__What is asked__
A verbatim copy of the records is required, with all pictures left out.

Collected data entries

-- Begin --

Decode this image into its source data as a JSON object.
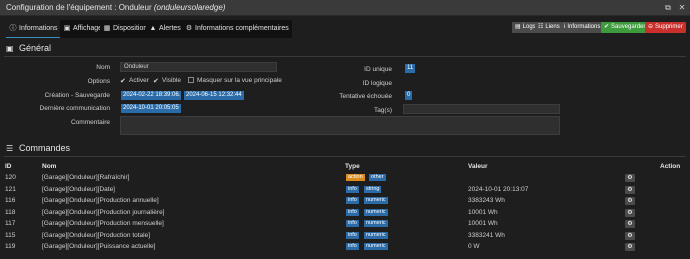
{
  "window": {
    "title_prefix": "Configuration de l'équipement : Onduleur ",
    "title_italic": "(onduleursolaredge)",
    "fullscreen_icon": "fullscreen-icon",
    "close_icon": "close-icon"
  },
  "tabs": [
    {
      "label": "Informations",
      "icon": "info-circle-icon"
    },
    {
      "label": "Affichage",
      "icon": "monitor-icon"
    },
    {
      "label": "Disposition",
      "icon": "grid-icon"
    },
    {
      "label": "Alertes",
      "icon": "warning-icon"
    },
    {
      "label": "Informations complémentaires",
      "icon": "gears-icon"
    }
  ],
  "actions": {
    "logs": "Logs",
    "liens": "Liens",
    "informations": "Informations",
    "sauvegarder": "Sauvegarder",
    "supprimer": "Supprimer"
  },
  "general": {
    "title": "Général",
    "nom_label": "Nom",
    "nom_value": "Onduleur",
    "options_label": "Options",
    "activer": "Activer",
    "visible": "Visible",
    "masquer": "Masquer sur la vue principale",
    "creation_label": "Création - Sauvegarde",
    "creation_date": "2024-02-22 18:39:06",
    "dash": "-",
    "sauvegarde_date": "2024-06-15 12:32:44",
    "derniere_label": "Dernière communication",
    "derniere_value": "2024-10-01 20:05:05",
    "commentaire_label": "Commentaire",
    "id_unique_label": "ID unique",
    "id_unique_value": "11",
    "id_logique_label": "ID logique",
    "tentative_label": "Tentative échouée",
    "tentative_value": "0",
    "tags_label": "Tag(s)"
  },
  "commandes": {
    "title": "Commandes",
    "headers": {
      "id": "ID",
      "nom": "Nom",
      "type": "Type",
      "valeur": "Valeur",
      "action": "Action"
    },
    "rows": [
      {
        "id": "120",
        "nom": "[Garage][Onduleur][Rafraîchir]",
        "type1": "action",
        "type2": "other",
        "valeur": ""
      },
      {
        "id": "121",
        "nom": "[Garage][Onduleur][Date]",
        "type1": "info",
        "type2": "string",
        "valeur": "2024-10-01 20:13:07"
      },
      {
        "id": "116",
        "nom": "[Garage][Onduleur][Production annuelle]",
        "type1": "info",
        "type2": "numeric",
        "valeur": "3383243 Wh"
      },
      {
        "id": "118",
        "nom": "[Garage][Onduleur][Production journalière]",
        "type1": "info",
        "type2": "numeric",
        "valeur": "10001 Wh"
      },
      {
        "id": "117",
        "nom": "[Garage][Onduleur][Production mensuelle]",
        "type1": "info",
        "type2": "numeric",
        "valeur": "10001 Wh"
      },
      {
        "id": "115",
        "nom": "[Garage][Onduleur][Production totale]",
        "type1": "info",
        "type2": "numeric",
        "valeur": "3383241 Wh"
      },
      {
        "id": "119",
        "nom": "[Garage][Onduleur][Puissance actuelle]",
        "type1": "info",
        "type2": "numeric",
        "valeur": "0 W"
      }
    ]
  }
}
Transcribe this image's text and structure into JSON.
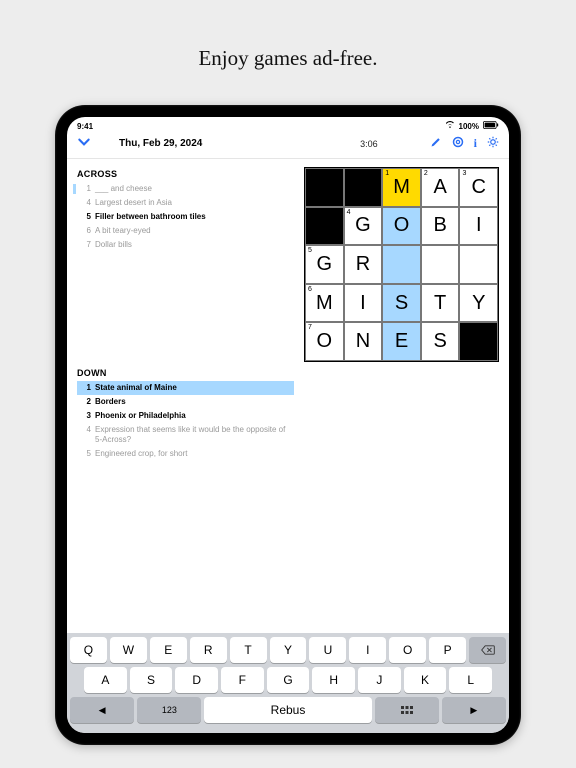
{
  "headline": "Enjoy games ad-free.",
  "status": {
    "time": "9:41",
    "battery": "100%"
  },
  "toolbar": {
    "date": "Thu, Feb 29, 2024",
    "timer": "3:06"
  },
  "clues": {
    "across_title": "ACROSS",
    "down_title": "DOWN",
    "across": [
      {
        "num": "1",
        "text": "___ and cheese",
        "state": "faded barred"
      },
      {
        "num": "4",
        "text": "Largest desert in Asia",
        "state": "faded"
      },
      {
        "num": "5",
        "text": "Filler between bathroom tiles",
        "state": "bold"
      },
      {
        "num": "6",
        "text": "A bit teary-eyed",
        "state": "faded"
      },
      {
        "num": "7",
        "text": "Dollar bills",
        "state": "faded"
      }
    ],
    "down": [
      {
        "num": "1",
        "text": "State animal of Maine",
        "state": "current"
      },
      {
        "num": "2",
        "text": "Borders",
        "state": "bold"
      },
      {
        "num": "3",
        "text": "Phoenix or Philadelphia",
        "state": "bold"
      },
      {
        "num": "4",
        "text": "Expression that seems like it would be the opposite of 5-Across?",
        "state": "faded"
      },
      {
        "num": "5",
        "text": "Engineered crop, for short",
        "state": "faded"
      }
    ]
  },
  "grid": {
    "cells": [
      {
        "black": true
      },
      {
        "black": true
      },
      {
        "num": "1",
        "v": "M",
        "focus": true
      },
      {
        "num": "2",
        "v": "A"
      },
      {
        "num": "3",
        "v": "C"
      },
      {
        "black": true
      },
      {
        "num": "4",
        "v": "G"
      },
      {
        "v": "O",
        "hl": true
      },
      {
        "v": "B"
      },
      {
        "v": "I"
      },
      {
        "num": "5",
        "v": "G"
      },
      {
        "v": "R"
      },
      {
        "v": "",
        "hl": true
      },
      {
        "v": ""
      },
      {
        "v": ""
      },
      {
        "num": "6",
        "v": "M"
      },
      {
        "v": "I"
      },
      {
        "v": "S",
        "hl": true
      },
      {
        "v": "T"
      },
      {
        "v": "Y"
      },
      {
        "num": "7",
        "v": "O"
      },
      {
        "v": "N"
      },
      {
        "v": "E",
        "hl": true
      },
      {
        "v": "S"
      },
      {
        "black": true
      }
    ]
  },
  "keyboard": {
    "row1": [
      "Q",
      "W",
      "E",
      "R",
      "T",
      "Y",
      "U",
      "I",
      "O",
      "P"
    ],
    "row2": [
      "A",
      "S",
      "D",
      "F",
      "G",
      "H",
      "J",
      "K",
      "L"
    ],
    "row3_left": "◀",
    "row3_right": "▶",
    "bottom_123": "123",
    "bottom_rebus": "Rebus",
    "bottom_more": "More"
  }
}
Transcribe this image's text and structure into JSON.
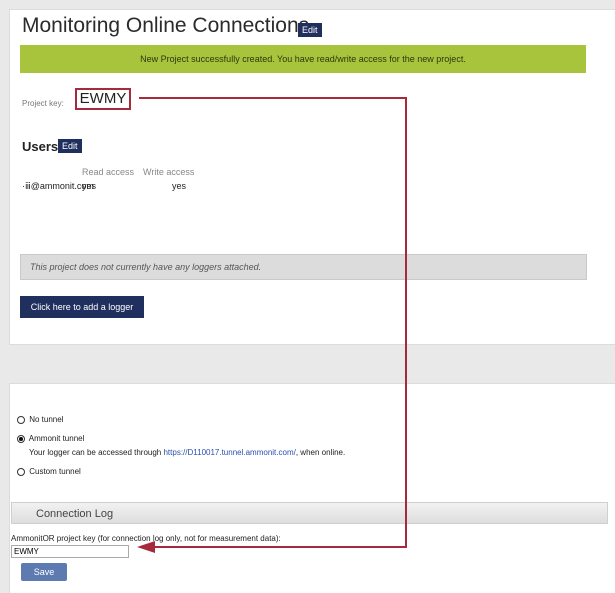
{
  "project": {
    "title": "Monitoring Online Connections",
    "edit_label": "Edit",
    "success_message": "New Project successfully created. You have read/write access for the new project.",
    "key_label": "Project key:",
    "key_value": "EWMY"
  },
  "users": {
    "heading": "Users",
    "edit_label": "Edit",
    "columns": [
      "Read access",
      "Write access"
    ],
    "rows": [
      {
        "email": "·ⅲ@ammonit.com",
        "read": "yes",
        "write": "yes"
      }
    ]
  },
  "loggers": {
    "empty_notice": "This project does not currently have any loggers attached.",
    "add_button": "Click here to add a logger"
  },
  "tunnel": {
    "options": [
      {
        "label": "No tunnel",
        "checked": false
      },
      {
        "label": "Ammonit tunnel",
        "checked": true
      },
      {
        "label": "Custom tunnel",
        "checked": false
      }
    ],
    "desc_prefix": "Your logger can be accessed through ",
    "desc_link": "https://D110017.tunnel.ammonit.com/",
    "desc_suffix": ", when online."
  },
  "connection_log": {
    "header": "Connection Log",
    "key_label": "AmmonitOR project key (for connection log only, not for measurement data):",
    "key_value": "EWMY",
    "save_label": "Save"
  },
  "colors": {
    "accent_dark": "#1f2f5e",
    "banner_green": "#a8c33c",
    "highlight_red": "#a52a3c",
    "save_blue": "#5d7bb0"
  }
}
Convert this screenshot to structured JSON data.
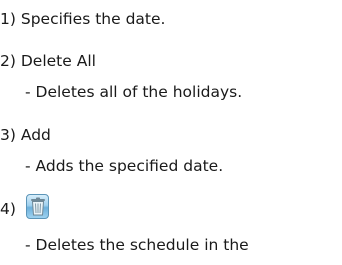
{
  "items": [
    {
      "number": "1)",
      "title": "Specifies the date."
    },
    {
      "number": "2)",
      "title": "Delete All",
      "description": "- Deletes all of the holidays."
    },
    {
      "number": "3)",
      "title": "Add",
      "description": "- Adds the specified date."
    },
    {
      "number": "4)",
      "icon": "trash-icon",
      "description": "- Deletes the schedule in the"
    }
  ],
  "colors": {
    "text": "#1a1a1a",
    "icon_border": "#5c95b8",
    "icon_fill": "#9fd0ee"
  }
}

-- End --

__Solution to this problem__
Decode this image into its source data as a JSON object.
{
  "window": {
    "title_prefix": "Configuration de l'équipement : Onduleur ",
    "title_italic": "(onduleursolaredge)",
    "fullscreen_icon": "fullscreen-icon",
    "close_icon": "close-icon"
  },
  "tabs": [
    {
      "label": "Informations",
      "icon": "info-circle-icon"
    },
    {
      "label": "Affichage",
      "icon": "monitor-icon"
    },
    {
      "label": "Disposition",
      "icon": "grid-icon"
    },
    {
      "label": "Alertes",
      "icon": "warning-icon"
    },
    {
      "label": "Informations complémentaires",
      "icon": "gears-icon"
    }
  ],
  "actions": {
    "logs": "Logs",
    "liens": "Liens",
    "informations": "Informations",
    "sauvegarder": "Sauvegarder",
    "supprimer": "Supprimer"
  },
  "general": {
    "title": "Général",
    "nom_label": "Nom",
    "nom_value": "Onduleur",
    "options_label": "Options",
    "activer": "Activer",
    "visible": "Visible",
    "masquer": "Masquer sur la vue principale",
    "creation_label": "Création - Sauvegarde",
    "creation_date": "2024-02-22 18:39:06",
    "dash": "-",
    "sauvegarde_date": "2024-06-15 12:32:44",
    "derniere_label": "Dernière communication",
    "derniere_value": "2024-10-01 20:05:05",
    "commentaire_label": "Commentaire",
    "id_unique_label": "ID unique",
    "id_unique_value": "11",
    "id_logique_label": "ID logique",
    "tentative_label": "Tentative échouée",
    "tentative_value": "0",
    "tags_label": "Tag(s)"
  },
  "commandes": {
    "title": "Commandes",
    "headers": {
      "id": "ID",
      "nom": "Nom",
      "type": "Type",
      "valeur": "Valeur",
      "action": "Action"
    },
    "rows": [
      {
        "id": "120",
        "nom": "[Garage][Onduleur][Rafraîchir]",
        "type1": "action",
        "type2": "other",
        "valeur": ""
      },
      {
        "id": "121",
        "nom": "[Garage][Onduleur][Date]",
        "type1": "info",
        "type2": "string",
        "valeur": "2024-10-01 20:13:07"
      },
      {
        "id": "116",
        "nom": "[Garage][Onduleur][Production annuelle]",
        "type1": "info",
        "type2": "numeric",
        "valeur": "3383243 Wh"
      },
      {
        "id": "118",
        "nom": "[Garage][Onduleur][Production journalière]",
        "type1": "info",
        "type2": "numeric",
        "valeur": "10001 Wh"
      },
      {
        "id": "117",
        "nom": "[Garage][Onduleur][Production mensuelle]",
        "type1": "info",
        "type2": "numeric",
        "valeur": "10001 Wh"
      },
      {
        "id": "115",
        "nom": "[Garage][Onduleur][Production totale]",
        "type1": "info",
        "type2": "numeric",
        "valeur": "3383241 Wh"
      },
      {
        "id": "119",
        "nom": "[Garage][Onduleur][Puissance actuelle]",
        "type1": "info",
        "type2": "numeric",
        "valeur": "0 W"
      }
    ]
  }
}
Transcribe this image's text and structure into JSON.
{
  "headline": "Enjoy games ad-free.",
  "status": {
    "time": "9:41",
    "battery": "100%"
  },
  "toolbar": {
    "date": "Thu, Feb 29, 2024",
    "timer": "3:06"
  },
  "clues": {
    "across_title": "ACROSS",
    "down_title": "DOWN",
    "across": [
      {
        "num": "1",
        "text": "___ and cheese",
        "state": "faded barred"
      },
      {
        "num": "4",
        "text": "Largest desert in Asia",
        "state": "faded"
      },
      {
        "num": "5",
        "text": "Filler between bathroom tiles",
        "state": "bold"
      },
      {
        "num": "6",
        "text": "A bit teary-eyed",
        "state": "faded"
      },
      {
        "num": "7",
        "text": "Dollar bills",
        "state": "faded"
      }
    ],
    "down": [
      {
        "num": "1",
        "text": "State animal of Maine",
        "state": "current"
      },
      {
        "num": "2",
        "text": "Borders",
        "state": "bold"
      },
      {
        "num": "3",
        "text": "Phoenix or Philadelphia",
        "state": "bold"
      },
      {
        "num": "4",
        "text": "Expression that seems like it would be the opposite of 5-Across?",
        "state": "faded"
      },
      {
        "num": "5",
        "text": "Engineered crop, for short",
        "state": "faded"
      }
    ]
  },
  "grid": {
    "cells": [
      {
        "black": true
      },
      {
        "black": true
      },
      {
        "num": "1",
        "v": "M",
        "focus": true
      },
      {
        "num": "2",
        "v": "A"
      },
      {
        "num": "3",
        "v": "C"
      },
      {
        "black": true
      },
      {
        "num": "4",
        "v": "G"
      },
      {
        "v": "O",
        "hl": true
      },
      {
        "v": "B"
      },
      {
        "v": "I"
      },
      {
        "num": "5",
        "v": "G"
      },
      {
        "v": "R"
      },
      {
        "v": "",
        "hl": true
      },
      {
        "v": ""
      },
      {
        "v": ""
      },
      {
        "num": "6",
        "v": "M"
      },
      {
        "v": "I"
      },
      {
        "v": "S",
        "hl": true
      },
      {
        "v": "T"
      },
      {
        "v": "Y"
      },
      {
        "num": "7",
        "v": "O"
      },
      {
        "v": "N"
      },
      {
        "v": "E",
        "hl": true
      },
      {
        "v": "S"
      },
      {
        "black": true
      }
    ]
  },
  "keyboard": {
    "row1": [
      "Q",
      "W",
      "E",
      "R",
      "T",
      "Y",
      "U",
      "I",
      "O",
      "P"
    ],
    "row2": [
      "A",
      "S",
      "D",
      "F",
      "G",
      "H",
      "J",
      "K",
      "L"
    ],
    "row3_left": "◀",
    "row3_right": "▶",
    "bottom_123": "123",
    "bottom_rebus": "Rebus",
    "bottom_more": "More"
  }
}
Transcribe this image's text and structure into JSON.
{
  "project": {
    "title": "Monitoring Online Connections",
    "edit_label": "Edit",
    "success_message": "New Project successfully created. You have read/write access for the new project.",
    "key_label": "Project key:",
    "key_value": "EWMY"
  },
  "users": {
    "heading": "Users",
    "edit_label": "Edit",
    "columns": [
      "Read access",
      "Write access"
    ],
    "rows": [
      {
        "email": "·ⅲ@ammonit.com",
        "read": "yes",
        "write": "yes"
      }
    ]
  },
  "loggers": {
    "empty_notice": "This project does not currently have any loggers attached.",
    "add_button": "Click here to add a logger"
  },
  "tunnel": {
    "options": [
      {
        "label": "No tunnel",
        "checked": false
      },
      {
        "label": "Ammonit tunnel",
        "checked": true
      },
      {
        "label": "Custom tunnel",
        "checked": false
      }
    ],
    "desc_prefix": "Your logger can be accessed through ",
    "desc_link": "https://D110017.tunnel.ammonit.com/",
    "desc_suffix": ", when online."
  },
  "connection_log": {
    "header": "Connection Log",
    "key_label": "AmmonitOR project key (for connection log only, not for measurement data):",
    "key_value": "EWMY",
    "save_label": "Save"
  },
  "colors": {
    "accent_dark": "#1f2f5e",
    "banner_green": "#a8c33c",
    "highlight_red": "#a52a3c",
    "save_blue": "#5d7bb0"
  }
}
Convert this screenshot to structured JSON data.
{
  "items": [
    {
      "number": "1)",
      "title": "Specifies the date."
    },
    {
      "number": "2)",
      "title": "Delete All",
      "description": "- Deletes all of the holidays."
    },
    {
      "number": "3)",
      "title": "Add",
      "description": "- Adds the specified date."
    },
    {
      "number": "4)",
      "icon": "trash-icon",
      "description": "- Deletes the schedule in the"
    }
  ],
  "colors": {
    "text": "#1a1a1a",
    "icon_border": "#5c95b8",
    "icon_fill": "#9fd0ee"
  }
}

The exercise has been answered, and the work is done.